▶ _Given task_
Retype every entry exactly, character for character.

Dataset excerpt:

****************************************

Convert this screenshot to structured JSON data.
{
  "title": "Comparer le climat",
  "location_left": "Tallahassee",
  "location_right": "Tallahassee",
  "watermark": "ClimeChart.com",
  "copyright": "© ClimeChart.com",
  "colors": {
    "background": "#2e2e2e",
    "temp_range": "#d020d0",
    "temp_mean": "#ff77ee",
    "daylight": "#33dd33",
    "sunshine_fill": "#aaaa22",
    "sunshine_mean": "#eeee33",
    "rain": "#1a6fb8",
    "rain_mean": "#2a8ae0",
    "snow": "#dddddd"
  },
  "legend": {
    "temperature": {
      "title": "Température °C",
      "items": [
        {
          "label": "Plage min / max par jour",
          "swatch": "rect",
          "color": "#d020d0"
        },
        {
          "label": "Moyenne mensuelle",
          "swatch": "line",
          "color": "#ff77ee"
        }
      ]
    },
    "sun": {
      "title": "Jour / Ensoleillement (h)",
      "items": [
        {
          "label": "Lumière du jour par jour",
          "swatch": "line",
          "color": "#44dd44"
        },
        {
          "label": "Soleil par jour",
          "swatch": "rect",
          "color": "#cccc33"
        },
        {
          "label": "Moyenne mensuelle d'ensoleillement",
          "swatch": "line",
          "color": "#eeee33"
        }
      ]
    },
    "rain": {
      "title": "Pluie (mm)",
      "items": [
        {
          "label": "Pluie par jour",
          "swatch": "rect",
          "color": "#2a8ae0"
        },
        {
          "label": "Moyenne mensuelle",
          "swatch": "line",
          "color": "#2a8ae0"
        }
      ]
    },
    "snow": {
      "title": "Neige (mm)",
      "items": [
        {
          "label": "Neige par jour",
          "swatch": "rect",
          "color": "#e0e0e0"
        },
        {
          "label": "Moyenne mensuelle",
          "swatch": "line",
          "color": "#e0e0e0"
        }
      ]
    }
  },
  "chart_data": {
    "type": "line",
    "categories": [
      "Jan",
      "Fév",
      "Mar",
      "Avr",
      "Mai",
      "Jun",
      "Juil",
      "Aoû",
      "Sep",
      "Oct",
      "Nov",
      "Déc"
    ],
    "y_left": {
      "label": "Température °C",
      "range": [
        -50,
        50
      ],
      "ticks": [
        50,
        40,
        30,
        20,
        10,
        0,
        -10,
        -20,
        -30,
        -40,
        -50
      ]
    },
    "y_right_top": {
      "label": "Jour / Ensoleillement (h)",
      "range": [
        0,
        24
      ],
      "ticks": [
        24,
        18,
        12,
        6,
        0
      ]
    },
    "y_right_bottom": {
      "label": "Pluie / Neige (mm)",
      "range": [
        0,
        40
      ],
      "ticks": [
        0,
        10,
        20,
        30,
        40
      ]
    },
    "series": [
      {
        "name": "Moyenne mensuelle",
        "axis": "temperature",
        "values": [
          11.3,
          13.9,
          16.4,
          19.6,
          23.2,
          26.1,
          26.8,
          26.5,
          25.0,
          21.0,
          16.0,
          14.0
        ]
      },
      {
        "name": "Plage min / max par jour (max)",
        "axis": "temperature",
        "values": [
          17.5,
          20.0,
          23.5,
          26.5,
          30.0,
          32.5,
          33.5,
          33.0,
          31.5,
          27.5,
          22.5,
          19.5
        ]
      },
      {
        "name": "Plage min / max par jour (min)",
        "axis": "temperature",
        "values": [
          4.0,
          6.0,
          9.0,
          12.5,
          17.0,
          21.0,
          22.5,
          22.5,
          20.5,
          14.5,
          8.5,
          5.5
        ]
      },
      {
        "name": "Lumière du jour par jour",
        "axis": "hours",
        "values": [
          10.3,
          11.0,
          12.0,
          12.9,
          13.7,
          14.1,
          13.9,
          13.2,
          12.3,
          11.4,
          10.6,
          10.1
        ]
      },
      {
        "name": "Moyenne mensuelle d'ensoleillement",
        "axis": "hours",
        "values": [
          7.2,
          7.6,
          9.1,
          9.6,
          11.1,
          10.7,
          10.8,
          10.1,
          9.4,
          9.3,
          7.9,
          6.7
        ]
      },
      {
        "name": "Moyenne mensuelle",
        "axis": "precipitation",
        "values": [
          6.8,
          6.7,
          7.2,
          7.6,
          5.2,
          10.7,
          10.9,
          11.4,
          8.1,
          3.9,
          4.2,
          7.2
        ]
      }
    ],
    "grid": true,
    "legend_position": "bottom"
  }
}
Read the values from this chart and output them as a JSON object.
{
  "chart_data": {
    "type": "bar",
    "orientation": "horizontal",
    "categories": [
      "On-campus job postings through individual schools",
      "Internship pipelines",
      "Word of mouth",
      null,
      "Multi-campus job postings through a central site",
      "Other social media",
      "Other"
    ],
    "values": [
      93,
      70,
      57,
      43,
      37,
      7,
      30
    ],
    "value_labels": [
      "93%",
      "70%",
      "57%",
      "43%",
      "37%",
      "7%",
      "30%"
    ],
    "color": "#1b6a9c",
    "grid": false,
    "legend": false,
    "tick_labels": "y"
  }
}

****************************************

▶ _Right answer_
Convert this screenshot to structured JSON data.
{
  "title": "Comparer le climat",
  "location_left": "Tallahassee",
  "location_right": "Tallahassee",
  "watermark": "ClimeChart.com",
  "copyright": "© ClimeChart.com",
  "colors": {
    "background": "#2e2e2e",
    "temp_range": "#d020d0",
    "temp_mean": "#ff77ee",
    "daylight": "#33dd33",
    "sunshine_fill": "#aaaa22",
    "sunshine_mean": "#eeee33",
    "rain": "#1a6fb8",
    "rain_mean": "#2a8ae0",
    "snow": "#dddddd"
  },
  "legend": {
    "temperature": {
      "title": "Température °C",
      "items": [
        {
          "label": "Plage min / max par jour",
          "swatch": "rect",
          "color": "#d020d0"
        },
        {
          "label": "Moyenne mensuelle",
          "swatch": "line",
          "color": "#ff77ee"
        }
      ]
    },
    "sun": {
      "title": "Jour / Ensoleillement (h)",
      "items": [
        {
          "label": "Lumière du jour par jour",
          "swatch": "line",
          "color": "#44dd44"
        },
        {
          "label": "Soleil par jour",
          "swatch": "rect",
          "color": "#cccc33"
        },
        {
          "label": "Moyenne mensuelle d'ensoleillement",
          "swatch": "line",
          "color": "#eeee33"
        }
      ]
    },
    "rain": {
      "title": "Pluie (mm)",
      "items": [
        {
          "label": "Pluie par jour",
          "swatch": "rect",
          "color": "#2a8ae0"
        },
        {
          "label": "Moyenne mensuelle",
          "swatch": "line",
          "color": "#2a8ae0"
        }
      ]
    },
    "snow": {
      "title": "Neige (mm)",
      "items": [
        {
          "label": "Neige par jour",
          "swatch": "rect",
          "color": "#e0e0e0"
        },
        {
          "label": "Moyenne mensuelle",
          "swatch": "line",
          "color": "#e0e0e0"
        }
      ]
    }
  },
  "chart_data": {
    "type": "line",
    "categories": [
      "Jan",
      "Fév",
      "Mar",
      "Avr",
      "Mai",
      "Jun",
      "Juil",
      "Aoû",
      "Sep",
      "Oct",
      "Nov",
      "Déc"
    ],
    "y_left": {
      "label": "Température °C",
      "range": [
        -50,
        50
      ],
      "ticks": [
        50,
        40,
        30,
        20,
        10,
        0,
        -10,
        -20,
        -30,
        -40,
        -50
      ]
    },
    "y_right_top": {
      "label": "Jour / Ensoleillement (h)",
      "range": [
        0,
        24
      ],
      "ticks": [
        24,
        18,
        12,
        6,
        0
      ]
    },
    "y_right_bottom": {
      "label": "Pluie / Neige (mm)",
      "range": [
        0,
        40
      ],
      "ticks": [
        0,
        10,
        20,
        30,
        40
      ]
    },
    "series": [
      {
        "name": "Moyenne mensuelle",
        "axis": "temperature",
        "values": [
          11.3,
          13.9,
          16.4,
          19.6,
          23.2,
          26.1,
          26.8,
          26.5,
          25.0,
          21.0,
          16.0,
          14.0
        ]
      },
      {
        "name": "Plage min / max par jour (max)",
        "axis": "temperature",
        "values": [
          17.5,
          20.0,
          23.5,
          26.5,
          30.0,
          32.5,
          33.5,
          33.0,
          31.5,
          27.5,
          22.5,
          19.5
        ]
      },
      {
        "name": "Plage min / max par jour (min)",
        "axis": "temperature",
        "values": [
          4.0,
          6.0,
          9.0,
          12.5,
          17.0,
          21.0,
          22.5,
          22.5,
          20.5,
          14.5,
          8.5,
          5.5
        ]
      },
      {
        "name": "Lumière du jour par jour",
        "axis": "hours",
        "values": [
          10.3,
          11.0,
          12.0,
          12.9,
          13.7,
          14.1,
          13.9,
          13.2,
          12.3,
          11.4,
          10.6,
          10.1
        ]
      },
      {
        "name": "Moyenne mensuelle d'ensoleillement",
        "axis": "hours",
        "values": [
          7.2,
          7.6,
          9.1,
          9.6,
          11.1,
          10.7,
          10.8,
          10.1,
          9.4,
          9.3,
          7.9,
          6.7
        ]
      },
      {
        "name": "Moyenne mensuelle",
        "axis": "precipitation",
        "values": [
          6.8,
          6.7,
          7.2,
          7.6,
          5.2,
          10.7,
          10.9,
          11.4,
          8.1,
          3.9,
          4.2,
          7.2
        ]
      }
    ],
    "grid": true,
    "legend_position": "bottom"
  }
}
Read the values from this chart and output them as a JSON object.
{
  "chart_data": {
    "type": "bar",
    "orientation": "horizontal",
    "categories": [
      "On-campus job postings through individual schools",
      "Internship pipelines",
      "Word of mouth",
      null,
      "Multi-campus job postings through a central site",
      "Other social media",
      "Other"
    ],
    "values": [
      93,
      70,
      57,
      43,
      37,
      7,
      30
    ],
    "value_labels": [
      "93%",
      "70%",
      "57%",
      "43%",
      "37%",
      "7%",
      "30%"
    ],
    "color": "#1b6a9c",
    "grid": false,
    "legend": false,
    "tick_labels": "y"
  }
}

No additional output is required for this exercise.